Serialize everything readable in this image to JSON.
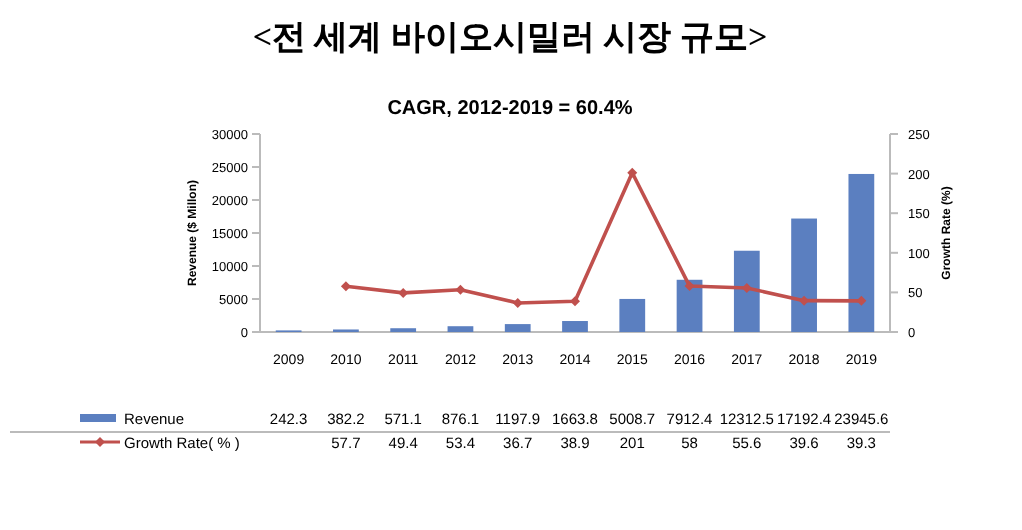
{
  "chart_data": {
    "type": "bar",
    "title": "<전 세계 바이오시밀러 시장 규모>",
    "subtitle": "CAGR, 2012-2019 = 60.4%",
    "ylabel": "Revenue ($ Millon)",
    "y2label": "Growth Rate (%)",
    "categories": [
      "2009",
      "2010",
      "2011",
      "2012",
      "2013",
      "2014",
      "2015",
      "2016",
      "2017",
      "2018",
      "2019"
    ],
    "series": [
      {
        "name": "Revenue",
        "color": "#5b7fc0",
        "values": [
          242.3,
          382.2,
          571.1,
          876.1,
          1197.9,
          1663.8,
          5008.7,
          7912.4,
          12312.5,
          17192.4,
          23945.6
        ]
      },
      {
        "name": "Growth Rate( % )",
        "type": "line",
        "axis": "y2",
        "color": "#c0504d",
        "values": [
          null,
          57.7,
          49.4,
          53.4,
          36.7,
          38.9,
          201,
          58,
          55.6,
          39.6,
          39.3
        ]
      }
    ],
    "ylim": [
      0,
      30000
    ],
    "yticks": [
      0,
      5000,
      10000,
      15000,
      20000,
      25000,
      30000
    ],
    "y2lim": [
      0,
      250
    ],
    "y2ticks": [
      0,
      50,
      100,
      150,
      200,
      250
    ],
    "data_labels": true,
    "legend": "bottom",
    "marker": "diamond",
    "line_style": "solid",
    "grid": false
  }
}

────────

_EXERCISE BRIEF_: Write out every record above exactly as it stands, but leave out the pictures.

_TASK ANSWER_:
Serialize everything readable in this image to JSON.
{
  "chart_data": {
    "type": "bar",
    "title": "<전 세계 바이오시밀러 시장 규모>",
    "subtitle": "CAGR, 2012-2019 = 60.4%",
    "ylabel": "Revenue ($ Millon)",
    "y2label": "Growth Rate (%)",
    "categories": [
      "2009",
      "2010",
      "2011",
      "2012",
      "2013",
      "2014",
      "2015",
      "2016",
      "2017",
      "2018",
      "2019"
    ],
    "series": [
      {
        "name": "Revenue",
        "color": "#5b7fc0",
        "values": [
          242.3,
          382.2,
          571.1,
          876.1,
          1197.9,
          1663.8,
          5008.7,
          7912.4,
          12312.5,
          17192.4,
          23945.6
        ]
      },
      {
        "name": "Growth Rate( % )",
        "type": "line",
        "axis": "y2",
        "color": "#c0504d",
        "values": [
          null,
          57.7,
          49.4,
          53.4,
          36.7,
          38.9,
          201,
          58,
          55.6,
          39.6,
          39.3
        ]
      }
    ],
    "ylim": [
      0,
      30000
    ],
    "yticks": [
      0,
      5000,
      10000,
      15000,
      20000,
      25000,
      30000
    ],
    "y2lim": [
      0,
      250
    ],
    "y2ticks": [
      0,
      50,
      100,
      150,
      200,
      250
    ],
    "data_labels": true,
    "legend": "bottom",
    "marker": "diamond",
    "line_style": "solid",
    "grid": false
  }
}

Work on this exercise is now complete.